## Written task:
Quote all of the data below exactly, please.

— start of Entries supplied —

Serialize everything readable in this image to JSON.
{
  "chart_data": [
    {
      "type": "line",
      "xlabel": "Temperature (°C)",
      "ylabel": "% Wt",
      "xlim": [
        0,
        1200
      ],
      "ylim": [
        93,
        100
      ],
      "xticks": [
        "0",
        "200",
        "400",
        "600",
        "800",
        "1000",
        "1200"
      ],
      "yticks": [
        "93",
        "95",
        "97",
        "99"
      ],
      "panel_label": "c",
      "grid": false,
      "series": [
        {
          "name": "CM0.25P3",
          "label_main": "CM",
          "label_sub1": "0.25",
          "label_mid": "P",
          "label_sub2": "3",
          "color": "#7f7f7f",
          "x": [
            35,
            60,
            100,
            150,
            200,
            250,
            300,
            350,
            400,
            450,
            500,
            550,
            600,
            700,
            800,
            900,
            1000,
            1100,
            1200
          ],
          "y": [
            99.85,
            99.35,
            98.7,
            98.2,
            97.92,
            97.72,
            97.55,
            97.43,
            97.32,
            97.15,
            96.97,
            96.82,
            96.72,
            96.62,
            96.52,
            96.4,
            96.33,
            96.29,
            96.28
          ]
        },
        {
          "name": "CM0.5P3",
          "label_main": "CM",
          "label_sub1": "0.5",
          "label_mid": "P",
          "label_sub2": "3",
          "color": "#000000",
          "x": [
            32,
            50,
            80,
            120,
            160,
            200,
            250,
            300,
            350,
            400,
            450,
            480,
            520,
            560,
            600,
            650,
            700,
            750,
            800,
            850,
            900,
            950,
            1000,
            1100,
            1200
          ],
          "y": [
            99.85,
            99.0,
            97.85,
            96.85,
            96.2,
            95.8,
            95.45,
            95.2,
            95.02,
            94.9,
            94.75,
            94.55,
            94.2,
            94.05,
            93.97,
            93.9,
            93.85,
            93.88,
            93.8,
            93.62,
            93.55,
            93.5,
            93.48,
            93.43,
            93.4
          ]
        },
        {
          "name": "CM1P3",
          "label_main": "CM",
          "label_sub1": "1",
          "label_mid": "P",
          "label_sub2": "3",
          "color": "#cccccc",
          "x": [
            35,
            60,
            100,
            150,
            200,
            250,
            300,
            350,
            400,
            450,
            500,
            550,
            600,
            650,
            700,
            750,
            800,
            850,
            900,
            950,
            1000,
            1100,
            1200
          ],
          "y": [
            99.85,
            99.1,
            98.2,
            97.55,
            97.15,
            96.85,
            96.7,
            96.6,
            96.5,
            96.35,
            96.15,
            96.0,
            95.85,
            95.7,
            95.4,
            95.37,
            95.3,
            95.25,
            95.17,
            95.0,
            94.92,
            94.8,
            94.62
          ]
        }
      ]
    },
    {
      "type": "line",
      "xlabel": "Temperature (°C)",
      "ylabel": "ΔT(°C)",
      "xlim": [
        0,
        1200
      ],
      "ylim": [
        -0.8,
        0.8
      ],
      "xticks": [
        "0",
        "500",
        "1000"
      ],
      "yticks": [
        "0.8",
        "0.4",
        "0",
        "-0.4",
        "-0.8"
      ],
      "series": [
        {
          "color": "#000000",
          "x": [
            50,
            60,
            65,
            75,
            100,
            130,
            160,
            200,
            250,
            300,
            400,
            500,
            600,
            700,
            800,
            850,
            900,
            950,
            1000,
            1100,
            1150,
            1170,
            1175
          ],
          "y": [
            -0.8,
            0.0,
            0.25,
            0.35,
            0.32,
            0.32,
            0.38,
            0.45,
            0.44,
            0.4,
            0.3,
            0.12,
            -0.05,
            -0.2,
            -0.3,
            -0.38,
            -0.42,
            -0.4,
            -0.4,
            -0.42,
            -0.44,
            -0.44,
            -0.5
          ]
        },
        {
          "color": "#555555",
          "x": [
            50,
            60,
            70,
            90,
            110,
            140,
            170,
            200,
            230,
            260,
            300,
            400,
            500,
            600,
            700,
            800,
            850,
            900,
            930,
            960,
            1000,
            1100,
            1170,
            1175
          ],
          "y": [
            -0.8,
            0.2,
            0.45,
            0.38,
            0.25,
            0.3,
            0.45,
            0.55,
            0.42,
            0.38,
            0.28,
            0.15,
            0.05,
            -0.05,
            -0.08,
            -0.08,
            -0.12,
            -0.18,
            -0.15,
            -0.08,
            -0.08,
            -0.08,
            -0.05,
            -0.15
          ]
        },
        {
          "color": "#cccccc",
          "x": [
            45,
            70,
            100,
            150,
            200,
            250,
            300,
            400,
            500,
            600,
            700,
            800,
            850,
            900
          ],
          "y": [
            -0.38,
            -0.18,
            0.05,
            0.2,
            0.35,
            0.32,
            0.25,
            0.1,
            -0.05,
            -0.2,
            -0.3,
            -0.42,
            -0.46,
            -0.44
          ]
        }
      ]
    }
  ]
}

— end of Entries supplied —

## Full answer:
Serialize everything readable in this image to JSON.
{
  "chart_data": [
    {
      "type": "line",
      "xlabel": "Temperature (°C)",
      "ylabel": "% Wt",
      "xlim": [
        0,
        1200
      ],
      "ylim": [
        93,
        100
      ],
      "xticks": [
        "0",
        "200",
        "400",
        "600",
        "800",
        "1000",
        "1200"
      ],
      "yticks": [
        "93",
        "95",
        "97",
        "99"
      ],
      "panel_label": "c",
      "grid": false,
      "series": [
        {
          "name": "CM0.25P3",
          "label_main": "CM",
          "label_sub1": "0.25",
          "label_mid": "P",
          "label_sub2": "3",
          "color": "#7f7f7f",
          "x": [
            35,
            60,
            100,
            150,
            200,
            250,
            300,
            350,
            400,
            450,
            500,
            550,
            600,
            700,
            800,
            900,
            1000,
            1100,
            1200
          ],
          "y": [
            99.85,
            99.35,
            98.7,
            98.2,
            97.92,
            97.72,
            97.55,
            97.43,
            97.32,
            97.15,
            96.97,
            96.82,
            96.72,
            96.62,
            96.52,
            96.4,
            96.33,
            96.29,
            96.28
          ]
        },
        {
          "name": "CM0.5P3",
          "label_main": "CM",
          "label_sub1": "0.5",
          "label_mid": "P",
          "label_sub2": "3",
          "color": "#000000",
          "x": [
            32,
            50,
            80,
            120,
            160,
            200,
            250,
            300,
            350,
            400,
            450,
            480,
            520,
            560,
            600,
            650,
            700,
            750,
            800,
            850,
            900,
            950,
            1000,
            1100,
            1200
          ],
          "y": [
            99.85,
            99.0,
            97.85,
            96.85,
            96.2,
            95.8,
            95.45,
            95.2,
            95.02,
            94.9,
            94.75,
            94.55,
            94.2,
            94.05,
            93.97,
            93.9,
            93.85,
            93.88,
            93.8,
            93.62,
            93.55,
            93.5,
            93.48,
            93.43,
            93.4
          ]
        },
        {
          "name": "CM1P3",
          "label_main": "CM",
          "label_sub1": "1",
          "label_mid": "P",
          "label_sub2": "3",
          "color": "#cccccc",
          "x": [
            35,
            60,
            100,
            150,
            200,
            250,
            300,
            350,
            400,
            450,
            500,
            550,
            600,
            650,
            700,
            750,
            800,
            850,
            900,
            950,
            1000,
            1100,
            1200
          ],
          "y": [
            99.85,
            99.1,
            98.2,
            97.55,
            97.15,
            96.85,
            96.7,
            96.6,
            96.5,
            96.35,
            96.15,
            96.0,
            95.85,
            95.7,
            95.4,
            95.37,
            95.3,
            95.25,
            95.17,
            95.0,
            94.92,
            94.8,
            94.62
          ]
        }
      ]
    },
    {
      "type": "line",
      "xlabel": "Temperature (°C)",
      "ylabel": "ΔT(°C)",
      "xlim": [
        0,
        1200
      ],
      "ylim": [
        -0.8,
        0.8
      ],
      "xticks": [
        "0",
        "500",
        "1000"
      ],
      "yticks": [
        "0.8",
        "0.4",
        "0",
        "-0.4",
        "-0.8"
      ],
      "series": [
        {
          "color": "#000000",
          "x": [
            50,
            60,
            65,
            75,
            100,
            130,
            160,
            200,
            250,
            300,
            400,
            500,
            600,
            700,
            800,
            850,
            900,
            950,
            1000,
            1100,
            1150,
            1170,
            1175
          ],
          "y": [
            -0.8,
            0.0,
            0.25,
            0.35,
            0.32,
            0.32,
            0.38,
            0.45,
            0.44,
            0.4,
            0.3,
            0.12,
            -0.05,
            -0.2,
            -0.3,
            -0.38,
            -0.42,
            -0.4,
            -0.4,
            -0.42,
            -0.44,
            -0.44,
            -0.5
          ]
        },
        {
          "color": "#555555",
          "x": [
            50,
            60,
            70,
            90,
            110,
            140,
            170,
            200,
            230,
            260,
            300,
            400,
            500,
            600,
            700,
            800,
            850,
            900,
            930,
            960,
            1000,
            1100,
            1170,
            1175
          ],
          "y": [
            -0.8,
            0.2,
            0.45,
            0.38,
            0.25,
            0.3,
            0.45,
            0.55,
            0.42,
            0.38,
            0.28,
            0.15,
            0.05,
            -0.05,
            -0.08,
            -0.08,
            -0.12,
            -0.18,
            -0.15,
            -0.08,
            -0.08,
            -0.08,
            -0.05,
            -0.15
          ]
        },
        {
          "color": "#cccccc",
          "x": [
            45,
            70,
            100,
            150,
            200,
            250,
            300,
            400,
            500,
            600,
            700,
            800,
            850,
            900
          ],
          "y": [
            -0.38,
            -0.18,
            0.05,
            0.2,
            0.35,
            0.32,
            0.25,
            0.1,
            -0.05,
            -0.2,
            -0.3,
            -0.42,
            -0.46,
            -0.44
          ]
        }
      ]
    }
  ]
}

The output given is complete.